Exercise material:
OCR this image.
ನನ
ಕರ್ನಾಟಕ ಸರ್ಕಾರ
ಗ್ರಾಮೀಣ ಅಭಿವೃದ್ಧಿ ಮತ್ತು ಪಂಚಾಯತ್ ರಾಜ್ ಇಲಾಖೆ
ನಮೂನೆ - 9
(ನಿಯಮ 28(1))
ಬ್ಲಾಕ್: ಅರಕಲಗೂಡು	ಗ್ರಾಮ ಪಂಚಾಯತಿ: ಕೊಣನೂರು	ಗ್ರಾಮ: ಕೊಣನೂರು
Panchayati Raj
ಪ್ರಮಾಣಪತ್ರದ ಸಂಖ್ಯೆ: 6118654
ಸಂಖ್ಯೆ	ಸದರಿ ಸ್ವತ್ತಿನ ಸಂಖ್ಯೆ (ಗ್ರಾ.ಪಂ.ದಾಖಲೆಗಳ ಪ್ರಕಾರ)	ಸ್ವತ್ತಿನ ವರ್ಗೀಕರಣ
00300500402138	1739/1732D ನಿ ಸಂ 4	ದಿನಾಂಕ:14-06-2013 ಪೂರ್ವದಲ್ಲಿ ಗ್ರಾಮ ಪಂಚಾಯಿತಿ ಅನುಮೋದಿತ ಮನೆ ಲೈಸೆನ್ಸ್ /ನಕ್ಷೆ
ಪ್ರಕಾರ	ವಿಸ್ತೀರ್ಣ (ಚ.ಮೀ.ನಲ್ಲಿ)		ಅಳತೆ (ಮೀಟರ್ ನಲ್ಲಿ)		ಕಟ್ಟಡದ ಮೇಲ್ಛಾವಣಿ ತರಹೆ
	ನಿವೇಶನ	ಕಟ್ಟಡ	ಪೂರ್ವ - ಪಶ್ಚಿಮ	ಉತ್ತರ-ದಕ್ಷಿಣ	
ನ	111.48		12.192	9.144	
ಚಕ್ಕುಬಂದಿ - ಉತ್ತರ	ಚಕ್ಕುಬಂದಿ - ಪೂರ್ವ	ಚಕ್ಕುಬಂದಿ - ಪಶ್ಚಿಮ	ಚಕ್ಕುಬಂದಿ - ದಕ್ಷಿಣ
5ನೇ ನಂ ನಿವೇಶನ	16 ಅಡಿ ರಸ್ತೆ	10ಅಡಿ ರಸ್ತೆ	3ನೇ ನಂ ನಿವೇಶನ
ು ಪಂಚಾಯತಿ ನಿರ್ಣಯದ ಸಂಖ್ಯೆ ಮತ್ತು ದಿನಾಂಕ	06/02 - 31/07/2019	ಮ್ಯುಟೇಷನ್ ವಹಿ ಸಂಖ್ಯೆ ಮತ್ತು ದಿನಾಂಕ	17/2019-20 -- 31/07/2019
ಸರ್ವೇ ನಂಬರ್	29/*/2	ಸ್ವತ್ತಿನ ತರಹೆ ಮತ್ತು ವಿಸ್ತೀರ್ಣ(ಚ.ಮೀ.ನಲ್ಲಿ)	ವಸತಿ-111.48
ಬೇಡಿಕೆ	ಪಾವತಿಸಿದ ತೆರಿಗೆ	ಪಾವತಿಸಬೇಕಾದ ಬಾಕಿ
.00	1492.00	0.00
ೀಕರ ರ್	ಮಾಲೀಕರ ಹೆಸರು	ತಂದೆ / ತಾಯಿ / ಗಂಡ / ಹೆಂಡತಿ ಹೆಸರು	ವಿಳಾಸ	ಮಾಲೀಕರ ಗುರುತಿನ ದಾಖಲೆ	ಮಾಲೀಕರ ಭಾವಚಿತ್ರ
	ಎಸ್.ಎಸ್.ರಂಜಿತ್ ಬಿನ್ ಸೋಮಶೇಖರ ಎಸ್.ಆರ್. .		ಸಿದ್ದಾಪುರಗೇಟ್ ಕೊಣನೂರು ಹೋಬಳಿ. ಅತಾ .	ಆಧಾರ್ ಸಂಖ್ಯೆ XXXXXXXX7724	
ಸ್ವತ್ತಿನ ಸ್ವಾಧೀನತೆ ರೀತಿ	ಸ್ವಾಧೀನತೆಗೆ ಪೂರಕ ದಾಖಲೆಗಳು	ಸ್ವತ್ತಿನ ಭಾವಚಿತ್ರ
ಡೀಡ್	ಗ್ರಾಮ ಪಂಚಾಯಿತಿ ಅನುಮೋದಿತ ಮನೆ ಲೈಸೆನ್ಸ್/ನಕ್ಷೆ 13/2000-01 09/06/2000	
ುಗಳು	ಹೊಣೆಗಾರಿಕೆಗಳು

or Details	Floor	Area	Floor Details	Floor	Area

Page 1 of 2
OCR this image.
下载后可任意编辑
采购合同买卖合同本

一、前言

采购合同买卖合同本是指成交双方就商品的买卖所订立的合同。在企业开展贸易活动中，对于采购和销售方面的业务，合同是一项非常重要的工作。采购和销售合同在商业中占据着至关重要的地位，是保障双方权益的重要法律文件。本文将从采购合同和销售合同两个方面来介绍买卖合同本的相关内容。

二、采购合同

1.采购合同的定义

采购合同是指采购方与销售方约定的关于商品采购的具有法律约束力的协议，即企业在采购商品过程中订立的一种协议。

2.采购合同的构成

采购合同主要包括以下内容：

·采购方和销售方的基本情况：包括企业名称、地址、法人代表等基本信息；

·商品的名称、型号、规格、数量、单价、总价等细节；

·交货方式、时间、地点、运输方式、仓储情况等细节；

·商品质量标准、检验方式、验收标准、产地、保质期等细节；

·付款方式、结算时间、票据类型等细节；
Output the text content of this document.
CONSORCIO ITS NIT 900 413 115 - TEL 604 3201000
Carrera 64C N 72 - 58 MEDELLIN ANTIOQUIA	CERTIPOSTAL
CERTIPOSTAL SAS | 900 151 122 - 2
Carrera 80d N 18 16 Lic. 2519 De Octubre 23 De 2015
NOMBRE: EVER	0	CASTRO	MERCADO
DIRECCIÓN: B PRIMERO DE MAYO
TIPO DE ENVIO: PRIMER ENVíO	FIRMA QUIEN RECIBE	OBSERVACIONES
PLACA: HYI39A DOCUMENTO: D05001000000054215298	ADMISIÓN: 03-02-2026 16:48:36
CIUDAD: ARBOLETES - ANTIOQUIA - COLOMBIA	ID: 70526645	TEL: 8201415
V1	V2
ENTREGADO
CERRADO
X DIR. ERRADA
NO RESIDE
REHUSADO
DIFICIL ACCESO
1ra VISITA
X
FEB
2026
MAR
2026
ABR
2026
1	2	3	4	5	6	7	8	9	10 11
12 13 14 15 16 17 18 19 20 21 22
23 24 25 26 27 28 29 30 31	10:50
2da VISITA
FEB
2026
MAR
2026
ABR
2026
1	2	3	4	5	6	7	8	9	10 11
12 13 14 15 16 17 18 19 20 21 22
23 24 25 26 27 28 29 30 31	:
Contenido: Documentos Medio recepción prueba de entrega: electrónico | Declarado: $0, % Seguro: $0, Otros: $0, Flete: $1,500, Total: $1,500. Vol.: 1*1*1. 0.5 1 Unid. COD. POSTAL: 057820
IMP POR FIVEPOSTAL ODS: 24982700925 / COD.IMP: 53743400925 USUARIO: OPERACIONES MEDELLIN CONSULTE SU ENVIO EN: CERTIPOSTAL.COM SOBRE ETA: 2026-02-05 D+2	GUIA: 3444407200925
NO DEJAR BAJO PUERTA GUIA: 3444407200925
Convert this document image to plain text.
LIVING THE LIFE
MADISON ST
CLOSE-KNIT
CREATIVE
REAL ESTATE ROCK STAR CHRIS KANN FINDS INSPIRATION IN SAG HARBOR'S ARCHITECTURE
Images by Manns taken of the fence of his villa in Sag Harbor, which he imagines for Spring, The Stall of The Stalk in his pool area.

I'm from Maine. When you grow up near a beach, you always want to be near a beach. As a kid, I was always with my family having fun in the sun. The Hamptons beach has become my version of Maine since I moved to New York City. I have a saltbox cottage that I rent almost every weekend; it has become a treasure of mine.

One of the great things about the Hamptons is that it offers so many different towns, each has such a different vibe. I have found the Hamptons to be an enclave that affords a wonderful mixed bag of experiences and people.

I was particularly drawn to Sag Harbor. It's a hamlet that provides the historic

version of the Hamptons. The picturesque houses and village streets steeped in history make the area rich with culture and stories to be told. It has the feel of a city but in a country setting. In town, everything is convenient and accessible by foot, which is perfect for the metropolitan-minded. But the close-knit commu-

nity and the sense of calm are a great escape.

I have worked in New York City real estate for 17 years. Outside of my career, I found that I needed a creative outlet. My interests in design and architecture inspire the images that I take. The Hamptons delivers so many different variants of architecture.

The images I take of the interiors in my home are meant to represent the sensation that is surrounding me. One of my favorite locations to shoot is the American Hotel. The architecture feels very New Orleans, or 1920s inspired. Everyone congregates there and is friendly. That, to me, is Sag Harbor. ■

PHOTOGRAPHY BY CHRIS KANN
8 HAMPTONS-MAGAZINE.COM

What to do:
Copy, from the material, each line that holds the string "MEDELLIN".

Answer below:
Carrera 64C N 72 - 58 MEDELLIN ANTIOQUIA	CERTIPOSTAL
IMP POR FIVEPOSTAL ODS: 24982700925 / COD.IMP: 53743400925 USUARIO: OPERACIONES MEDELLIN CONSULTE SU ENVIO EN: CERTIPOSTAL.COM SOBRE ETA: 2026-02-05 D+2	GUIA: 3444407200925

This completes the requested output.